Testo estratto:
═══

Davanti alla caduta degli dei e alla perdita del sacro intervengono alcuni artisti capaci di ricreare il valore del rito e di riattivare quel che resta della dimensione spirituale attraverso opere che, per contrasto, ci invitano a prendere coscienza di come la nostra esistenza oggi tenda a definirsi come una frenetica sequenza di azioni secolari e spesso prive di significato.

Succede con l’artista Marina Abramović, quasi una sacerdotessa dell’arte contemporanea, con la sua capacità unica di evocare il sacro senza icone, senza il riferimento a qualche divinità in particolare. Nello specifico, da un suo recente progetto di residency, realizzato nell’estate del 2021 al Pitt River Museum – uno dei principali musei di etnografia, antropologia e archeologia al mondo – Abramović ha voluto focalizzarsi sul concetto di “passaggio”. Da qui nasce l’idea della mostra site specific recentemente inaugurata alla Modern Art di Oxford, Marina Abramović: Gates and Portals, visitabile fino al prossimo 5 marzo. La prima mostra in cui lei non sarà presente, ma i cui protagonisti saranno i visitatori.

A questo proposito le apposite strutture metalliche esposte – che rievocano l’idea di una serie di porte allineate – consentono ai visitatori, divisi in gruppi, di posizionarsi all’interno di questi abitacoli minimali e seguire le istruzioni dell’artista. Infatti, come ha dichiarato la stessa Abramovic: «Il semplice motivo per cui questa nuova mostra è molto importante, è il fatto che sia la più minimale e la più concettualmente radicale mai realizzata fino a ora. Sono felice di questo perché voglio che tutta la mia concentrazione sia sul visitatore e su come percepirà quest’opera. Normalmente i visitatori dei musei non ricevono alcun tipo di richiesta: vengono, vedono il lavoro, se ne vanno. Nel mio caso, qui i visitatori non tacciono. Sono testimoni, fanno parte dello spettacolo e vi partecipano. La loro esperienza con l’oggetto è l’opera d’arte stessa; senza quell’esperienza gli oggetti sono vuoti».

═══

Obiettivo:
Aggiorna il testo sulla mostra di Marina Abramović: riscrivi il passo che parte da "Succede con l’artista" e termina con "saranno i visitatori.", mettendo "soglia" al posto di "passaggio".

Righe:
═══

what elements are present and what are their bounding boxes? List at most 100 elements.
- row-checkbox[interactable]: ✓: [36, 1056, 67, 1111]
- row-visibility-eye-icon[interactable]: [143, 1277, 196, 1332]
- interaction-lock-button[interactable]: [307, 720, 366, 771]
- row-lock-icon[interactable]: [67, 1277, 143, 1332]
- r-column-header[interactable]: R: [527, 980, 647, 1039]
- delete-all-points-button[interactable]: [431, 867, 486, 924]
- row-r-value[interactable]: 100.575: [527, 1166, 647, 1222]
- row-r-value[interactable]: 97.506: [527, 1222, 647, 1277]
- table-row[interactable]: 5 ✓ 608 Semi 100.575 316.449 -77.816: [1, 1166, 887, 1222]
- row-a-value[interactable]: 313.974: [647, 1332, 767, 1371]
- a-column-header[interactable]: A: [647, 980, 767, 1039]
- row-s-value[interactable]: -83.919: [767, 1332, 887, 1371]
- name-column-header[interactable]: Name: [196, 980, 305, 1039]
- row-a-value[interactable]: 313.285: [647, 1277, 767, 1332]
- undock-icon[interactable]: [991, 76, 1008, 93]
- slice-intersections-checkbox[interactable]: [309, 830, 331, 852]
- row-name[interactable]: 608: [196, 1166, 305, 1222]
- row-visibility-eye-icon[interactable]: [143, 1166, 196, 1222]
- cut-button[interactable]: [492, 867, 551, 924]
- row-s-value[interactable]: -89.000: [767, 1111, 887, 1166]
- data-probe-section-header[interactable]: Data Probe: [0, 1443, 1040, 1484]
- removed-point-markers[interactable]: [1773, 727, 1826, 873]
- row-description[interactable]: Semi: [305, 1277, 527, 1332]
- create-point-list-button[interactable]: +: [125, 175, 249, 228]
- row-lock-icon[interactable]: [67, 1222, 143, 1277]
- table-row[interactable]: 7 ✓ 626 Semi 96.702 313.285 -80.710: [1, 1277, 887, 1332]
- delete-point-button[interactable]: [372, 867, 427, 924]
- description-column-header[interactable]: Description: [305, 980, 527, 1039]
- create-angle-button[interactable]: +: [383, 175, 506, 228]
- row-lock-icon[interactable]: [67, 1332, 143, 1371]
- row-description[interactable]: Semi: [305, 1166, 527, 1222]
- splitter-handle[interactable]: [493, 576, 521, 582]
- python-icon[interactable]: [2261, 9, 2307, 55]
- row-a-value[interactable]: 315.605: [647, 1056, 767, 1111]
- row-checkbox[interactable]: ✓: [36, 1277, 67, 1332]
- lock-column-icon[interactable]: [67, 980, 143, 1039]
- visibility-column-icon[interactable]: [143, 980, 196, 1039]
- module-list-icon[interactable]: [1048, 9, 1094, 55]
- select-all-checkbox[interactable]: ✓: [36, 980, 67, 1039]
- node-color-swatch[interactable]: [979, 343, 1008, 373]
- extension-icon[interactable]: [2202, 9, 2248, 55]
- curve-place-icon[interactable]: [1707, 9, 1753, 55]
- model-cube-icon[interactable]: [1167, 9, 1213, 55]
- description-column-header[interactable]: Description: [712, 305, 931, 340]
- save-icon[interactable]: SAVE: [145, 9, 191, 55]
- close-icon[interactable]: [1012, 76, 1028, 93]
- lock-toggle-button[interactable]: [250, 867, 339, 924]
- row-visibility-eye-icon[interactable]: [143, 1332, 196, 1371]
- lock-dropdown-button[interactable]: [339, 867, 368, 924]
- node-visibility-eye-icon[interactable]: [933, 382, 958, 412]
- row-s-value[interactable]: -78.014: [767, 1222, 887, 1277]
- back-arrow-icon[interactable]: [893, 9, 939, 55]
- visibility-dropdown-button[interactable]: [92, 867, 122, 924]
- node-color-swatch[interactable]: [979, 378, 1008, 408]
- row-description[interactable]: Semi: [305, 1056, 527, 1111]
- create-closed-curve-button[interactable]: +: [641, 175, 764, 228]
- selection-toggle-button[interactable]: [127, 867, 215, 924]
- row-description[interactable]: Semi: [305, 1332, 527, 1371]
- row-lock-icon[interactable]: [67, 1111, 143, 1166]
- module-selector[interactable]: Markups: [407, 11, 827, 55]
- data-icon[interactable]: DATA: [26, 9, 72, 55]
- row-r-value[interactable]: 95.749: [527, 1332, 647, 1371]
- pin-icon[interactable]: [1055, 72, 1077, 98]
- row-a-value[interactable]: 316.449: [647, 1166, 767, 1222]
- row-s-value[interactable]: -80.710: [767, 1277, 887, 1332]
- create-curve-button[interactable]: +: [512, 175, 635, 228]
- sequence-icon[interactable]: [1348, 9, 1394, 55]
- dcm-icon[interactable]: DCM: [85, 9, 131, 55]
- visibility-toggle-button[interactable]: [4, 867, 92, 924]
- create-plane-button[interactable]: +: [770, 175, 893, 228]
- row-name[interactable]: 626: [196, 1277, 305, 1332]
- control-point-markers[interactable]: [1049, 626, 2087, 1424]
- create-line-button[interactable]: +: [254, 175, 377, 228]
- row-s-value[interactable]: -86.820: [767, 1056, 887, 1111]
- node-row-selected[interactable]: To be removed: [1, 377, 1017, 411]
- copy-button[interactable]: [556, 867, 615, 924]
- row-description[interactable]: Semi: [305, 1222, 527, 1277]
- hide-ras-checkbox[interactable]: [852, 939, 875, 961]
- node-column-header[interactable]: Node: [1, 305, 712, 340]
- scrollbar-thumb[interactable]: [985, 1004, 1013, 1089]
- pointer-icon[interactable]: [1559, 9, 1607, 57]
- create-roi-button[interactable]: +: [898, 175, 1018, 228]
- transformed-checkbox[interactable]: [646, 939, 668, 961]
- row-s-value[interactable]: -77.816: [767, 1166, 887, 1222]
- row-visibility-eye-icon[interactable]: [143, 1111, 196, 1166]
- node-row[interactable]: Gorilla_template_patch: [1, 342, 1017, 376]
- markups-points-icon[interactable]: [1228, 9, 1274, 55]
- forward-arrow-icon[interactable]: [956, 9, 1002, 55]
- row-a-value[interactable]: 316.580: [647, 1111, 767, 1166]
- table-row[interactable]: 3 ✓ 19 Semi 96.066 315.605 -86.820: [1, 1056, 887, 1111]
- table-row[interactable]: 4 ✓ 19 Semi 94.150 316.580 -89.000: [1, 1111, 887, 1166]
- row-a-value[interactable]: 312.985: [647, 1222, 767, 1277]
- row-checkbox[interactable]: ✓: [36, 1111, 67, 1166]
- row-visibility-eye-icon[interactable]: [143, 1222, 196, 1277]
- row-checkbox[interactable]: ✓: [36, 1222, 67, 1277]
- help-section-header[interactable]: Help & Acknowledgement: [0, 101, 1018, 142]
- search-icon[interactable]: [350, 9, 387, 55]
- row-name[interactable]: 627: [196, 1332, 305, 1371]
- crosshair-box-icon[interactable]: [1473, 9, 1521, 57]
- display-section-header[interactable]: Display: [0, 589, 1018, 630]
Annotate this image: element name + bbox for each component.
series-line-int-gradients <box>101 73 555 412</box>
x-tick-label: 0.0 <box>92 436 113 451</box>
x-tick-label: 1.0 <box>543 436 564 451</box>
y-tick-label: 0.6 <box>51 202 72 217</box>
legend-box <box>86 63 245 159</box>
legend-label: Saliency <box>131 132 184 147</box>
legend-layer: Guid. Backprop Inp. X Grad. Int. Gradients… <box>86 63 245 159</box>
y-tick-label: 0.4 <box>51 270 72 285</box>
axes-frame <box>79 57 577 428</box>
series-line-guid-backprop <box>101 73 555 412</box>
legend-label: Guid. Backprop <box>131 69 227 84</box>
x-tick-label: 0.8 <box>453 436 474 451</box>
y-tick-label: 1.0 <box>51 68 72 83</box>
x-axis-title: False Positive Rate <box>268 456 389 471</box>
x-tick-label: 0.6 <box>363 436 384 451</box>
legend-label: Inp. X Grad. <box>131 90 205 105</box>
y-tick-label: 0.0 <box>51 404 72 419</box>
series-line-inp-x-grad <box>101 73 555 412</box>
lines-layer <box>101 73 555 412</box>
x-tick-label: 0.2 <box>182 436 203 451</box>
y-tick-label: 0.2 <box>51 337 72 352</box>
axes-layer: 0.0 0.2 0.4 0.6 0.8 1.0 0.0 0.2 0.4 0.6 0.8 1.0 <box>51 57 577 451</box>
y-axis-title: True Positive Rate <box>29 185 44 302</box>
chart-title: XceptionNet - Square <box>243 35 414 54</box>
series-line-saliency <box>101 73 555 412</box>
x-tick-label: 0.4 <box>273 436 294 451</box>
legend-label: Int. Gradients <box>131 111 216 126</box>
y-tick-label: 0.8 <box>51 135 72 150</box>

═══

Soluzione:
Succede con l’artista Marina Abramović, quasi una sacerdotessa dell’arte contemporanea, con la sua capacità unica di evocare il sacro senza icone, senza il riferimento a qualche divinità in particolare. Nello specifico, da un suo recente progetto di residency, realizzato nell’estate del 2021 al Pitt River Museum – uno dei principali musei di etnografia, antropologia e archeologia al mondo – Abramović ha voluto focalizzarsi sul concetto di “soglia”. Da qui nasce l’idea della mostra site specific recentemente inaugurata alla Modern Art di Oxford, Marina Abramović: Gates and Portals, visitabile fino al prossimo 5 marzo. La prima mostra in cui lei non sarà presente, ma i cui protagonisti saranno i visitatori.